___ Data shown

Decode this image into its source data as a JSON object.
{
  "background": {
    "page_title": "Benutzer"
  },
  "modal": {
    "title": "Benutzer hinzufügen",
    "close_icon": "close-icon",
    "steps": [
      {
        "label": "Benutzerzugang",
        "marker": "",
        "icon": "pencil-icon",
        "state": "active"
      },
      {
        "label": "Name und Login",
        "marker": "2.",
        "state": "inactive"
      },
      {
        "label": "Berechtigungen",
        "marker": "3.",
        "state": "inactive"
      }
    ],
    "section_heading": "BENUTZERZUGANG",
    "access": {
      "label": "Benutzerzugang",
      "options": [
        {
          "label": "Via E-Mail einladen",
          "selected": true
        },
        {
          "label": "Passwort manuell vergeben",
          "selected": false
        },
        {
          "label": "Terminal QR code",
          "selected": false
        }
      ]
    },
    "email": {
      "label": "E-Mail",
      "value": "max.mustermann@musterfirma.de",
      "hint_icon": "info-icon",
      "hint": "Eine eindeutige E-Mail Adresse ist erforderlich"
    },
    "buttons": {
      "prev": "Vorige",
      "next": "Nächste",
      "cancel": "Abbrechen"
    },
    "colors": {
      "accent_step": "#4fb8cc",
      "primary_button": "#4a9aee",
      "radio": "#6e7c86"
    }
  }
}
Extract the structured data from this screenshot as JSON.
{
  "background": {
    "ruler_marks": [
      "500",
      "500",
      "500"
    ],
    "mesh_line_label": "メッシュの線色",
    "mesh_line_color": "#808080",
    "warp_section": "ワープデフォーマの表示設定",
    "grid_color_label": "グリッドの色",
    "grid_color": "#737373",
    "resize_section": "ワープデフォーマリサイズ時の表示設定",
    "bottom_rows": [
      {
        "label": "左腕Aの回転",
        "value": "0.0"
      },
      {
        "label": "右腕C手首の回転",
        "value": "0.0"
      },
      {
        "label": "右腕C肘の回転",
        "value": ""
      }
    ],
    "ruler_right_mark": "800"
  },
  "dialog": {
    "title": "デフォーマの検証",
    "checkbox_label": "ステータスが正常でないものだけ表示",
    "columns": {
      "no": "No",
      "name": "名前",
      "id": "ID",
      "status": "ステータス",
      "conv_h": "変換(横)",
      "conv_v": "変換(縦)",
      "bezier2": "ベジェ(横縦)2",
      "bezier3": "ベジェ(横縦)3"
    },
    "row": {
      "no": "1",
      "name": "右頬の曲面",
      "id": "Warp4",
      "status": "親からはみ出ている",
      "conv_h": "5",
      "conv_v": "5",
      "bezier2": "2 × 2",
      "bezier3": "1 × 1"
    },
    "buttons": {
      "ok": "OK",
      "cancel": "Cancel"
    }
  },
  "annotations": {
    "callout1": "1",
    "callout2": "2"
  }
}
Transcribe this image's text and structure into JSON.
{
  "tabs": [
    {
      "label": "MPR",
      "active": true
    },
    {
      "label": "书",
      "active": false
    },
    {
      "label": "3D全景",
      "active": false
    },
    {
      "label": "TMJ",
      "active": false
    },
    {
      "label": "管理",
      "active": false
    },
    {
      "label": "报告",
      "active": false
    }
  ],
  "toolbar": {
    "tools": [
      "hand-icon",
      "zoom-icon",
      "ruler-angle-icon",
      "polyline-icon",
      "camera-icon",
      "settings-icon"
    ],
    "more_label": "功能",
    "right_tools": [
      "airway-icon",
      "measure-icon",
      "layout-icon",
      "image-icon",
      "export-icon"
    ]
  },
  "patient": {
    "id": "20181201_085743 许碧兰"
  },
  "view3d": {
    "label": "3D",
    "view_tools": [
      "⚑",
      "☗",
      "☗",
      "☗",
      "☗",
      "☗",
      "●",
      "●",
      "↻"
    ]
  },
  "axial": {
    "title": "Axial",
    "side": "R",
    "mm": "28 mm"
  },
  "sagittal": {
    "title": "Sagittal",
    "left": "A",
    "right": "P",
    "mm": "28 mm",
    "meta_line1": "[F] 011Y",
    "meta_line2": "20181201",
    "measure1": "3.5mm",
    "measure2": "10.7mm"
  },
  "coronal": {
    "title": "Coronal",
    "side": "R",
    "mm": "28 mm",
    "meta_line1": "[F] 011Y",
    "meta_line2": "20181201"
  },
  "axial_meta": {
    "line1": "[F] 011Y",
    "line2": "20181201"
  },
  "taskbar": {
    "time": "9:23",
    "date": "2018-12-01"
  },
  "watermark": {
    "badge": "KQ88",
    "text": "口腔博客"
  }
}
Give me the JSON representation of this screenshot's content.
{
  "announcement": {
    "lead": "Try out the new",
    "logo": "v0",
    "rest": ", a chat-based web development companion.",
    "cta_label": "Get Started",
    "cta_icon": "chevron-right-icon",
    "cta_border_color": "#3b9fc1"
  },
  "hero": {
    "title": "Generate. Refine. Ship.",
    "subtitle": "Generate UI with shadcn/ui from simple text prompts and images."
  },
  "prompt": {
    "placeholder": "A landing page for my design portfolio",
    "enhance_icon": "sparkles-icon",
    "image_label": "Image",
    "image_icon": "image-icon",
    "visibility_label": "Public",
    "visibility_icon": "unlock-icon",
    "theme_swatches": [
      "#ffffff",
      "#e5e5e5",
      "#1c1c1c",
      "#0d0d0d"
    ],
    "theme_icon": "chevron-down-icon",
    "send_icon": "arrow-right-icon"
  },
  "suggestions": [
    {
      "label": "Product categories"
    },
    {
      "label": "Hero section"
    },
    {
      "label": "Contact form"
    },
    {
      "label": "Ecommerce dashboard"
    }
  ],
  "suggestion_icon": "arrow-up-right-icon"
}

______

> Task description: Output the full listing without altering anything.

> Worked answer:
Decode this image into its source data as a JSON object.
{
  "background": {
    "page_title": "Benutzer"
  },
  "modal": {
    "title": "Benutzer hinzufügen",
    "close_icon": "close-icon",
    "steps": [
      {
        "label": "Benutzerzugang",
        "marker": "",
        "icon": "pencil-icon",
        "state": "active"
      },
      {
        "label": "Name und Login",
        "marker": "2.",
        "state": "inactive"
      },
      {
        "label": "Berechtigungen",
        "marker": "3.",
        "state": "inactive"
      }
    ],
    "section_heading": "BENUTZERZUGANG",
    "access": {
      "label": "Benutzerzugang",
      "options": [
        {
          "label": "Via E-Mail einladen",
          "selected": true
        },
        {
          "label": "Passwort manuell vergeben",
          "selected": false
        },
        {
          "label": "Terminal QR code",
          "selected": false
        }
      ]
    },
    "email": {
      "label": "E-Mail",
      "value": "max.mustermann@musterfirma.de",
      "hint_icon": "info-icon",
      "hint": "Eine eindeutige E-Mail Adresse ist erforderlich"
    },
    "buttons": {
      "prev": "Vorige",
      "next": "Nächste",
      "cancel": "Abbrechen"
    },
    "colors": {
      "accent_step": "#4fb8cc",
      "primary_button": "#4a9aee",
      "radio": "#6e7c86"
    }
  }
}
Extract the structured data from this screenshot as JSON.
{
  "background": {
    "ruler_marks": [
      "500",
      "500",
      "500"
    ],
    "mesh_line_label": "メッシュの線色",
    "mesh_line_color": "#808080",
    "warp_section": "ワープデフォーマの表示設定",
    "grid_color_label": "グリッドの色",
    "grid_color": "#737373",
    "resize_section": "ワープデフォーマリサイズ時の表示設定",
    "bottom_rows": [
      {
        "label": "左腕Aの回転",
        "value": "0.0"
      },
      {
        "label": "右腕C手首の回転",
        "value": "0.0"
      },
      {
        "label": "右腕C肘の回転",
        "value": ""
      }
    ],
    "ruler_right_mark": "800"
  },
  "dialog": {
    "title": "デフォーマの検証",
    "checkbox_label": "ステータスが正常でないものだけ表示",
    "columns": {
      "no": "No",
      "name": "名前",
      "id": "ID",
      "status": "ステータス",
      "conv_h": "変換(横)",
      "conv_v": "変換(縦)",
      "bezier2": "ベジェ(横縦)2",
      "bezier3": "ベジェ(横縦)3"
    },
    "row": {
      "no": "1",
      "name": "右頬の曲面",
      "id": "Warp4",
      "status": "親からはみ出ている",
      "conv_h": "5",
      "conv_v": "5",
      "bezier2": "2 × 2",
      "bezier3": "1 × 1"
    },
    "buttons": {
      "ok": "OK",
      "cancel": "Cancel"
    }
  },
  "annotations": {
    "callout1": "1",
    "callout2": "2"
  }
}
Transcribe this image's text and structure into JSON.
{
  "tabs": [
    {
      "label": "MPR",
      "active": true
    },
    {
      "label": "书",
      "active": false
    },
    {
      "label": "3D全景",
      "active": false
    },
    {
      "label": "TMJ",
      "active": false
    },
    {
      "label": "管理",
      "active": false
    },
    {
      "label": "报告",
      "active": false
    }
  ],
  "toolbar": {
    "tools": [
      "hand-icon",
      "zoom-icon",
      "ruler-angle-icon",
      "polyline-icon",
      "camera-icon",
      "settings-icon"
    ],
    "more_label": "功能",
    "right_tools": [
      "airway-icon",
      "measure-icon",
      "layout-icon",
      "image-icon",
      "export-icon"
    ]
  },
  "patient": {
    "id": "20181201_085743 许碧兰"
  },
  "view3d": {
    "label": "3D",
    "view_tools": [
      "⚑",
      "☗",
      "☗",
      "☗",
      "☗",
      "☗",
      "●",
      "●",
      "↻"
    ]
  },
  "axial": {
    "title": "Axial",
    "side": "R",
    "mm": "28 mm"
  },
  "sagittal": {
    "title": "Sagittal",
    "left": "A",
    "right": "P",
    "mm": "28 mm",
    "meta_line1": "[F] 011Y",
    "meta_line2": "20181201",
    "measure1": "3.5mm",
    "measure2": "10.7mm"
  },
  "coronal": {
    "title": "Coronal",
    "side": "R",
    "mm": "28 mm",
    "meta_line1": "[F] 011Y",
    "meta_line2": "20181201"
  },
  "axial_meta": {
    "line1": "[F] 011Y",
    "line2": "20181201"
  },
  "taskbar": {
    "time": "9:23",
    "date": "2018-12-01"
  },
  "watermark": {
    "badge": "KQ88",
    "text": "口腔博客"
  }
}
Give me the JSON representation of this screenshot's content.
{
  "announcement": {
    "lead": "Try out the new",
    "logo": "v0",
    "rest": ", a chat-based web development companion.",
    "cta_label": "Get Started",
    "cta_icon": "chevron-right-icon",
    "cta_border_color": "#3b9fc1"
  },
  "hero": {
    "title": "Generate. Refine. Ship.",
    "subtitle": "Generate UI with shadcn/ui from simple text prompts and images."
  },
  "prompt": {
    "placeholder": "A landing page for my design portfolio",
    "enhance_icon": "sparkles-icon",
    "image_label": "Image",
    "image_icon": "image-icon",
    "visibility_label": "Public",
    "visibility_icon": "unlock-icon",
    "theme_swatches": [
      "#ffffff",
      "#e5e5e5",
      "#1c1c1c",
      "#0d0d0d"
    ],
    "theme_icon": "chevron-down-icon",
    "send_icon": "arrow-right-icon"
  },
  "suggestions": [
    {
      "label": "Product categories"
    },
    {
      "label": "Hero section"
    },
    {
      "label": "Contact form"
    },
    {
      "label": "Ecommerce dashboard"
    }
  ],
  "suggestion_icon": "arrow-up-right-icon"
}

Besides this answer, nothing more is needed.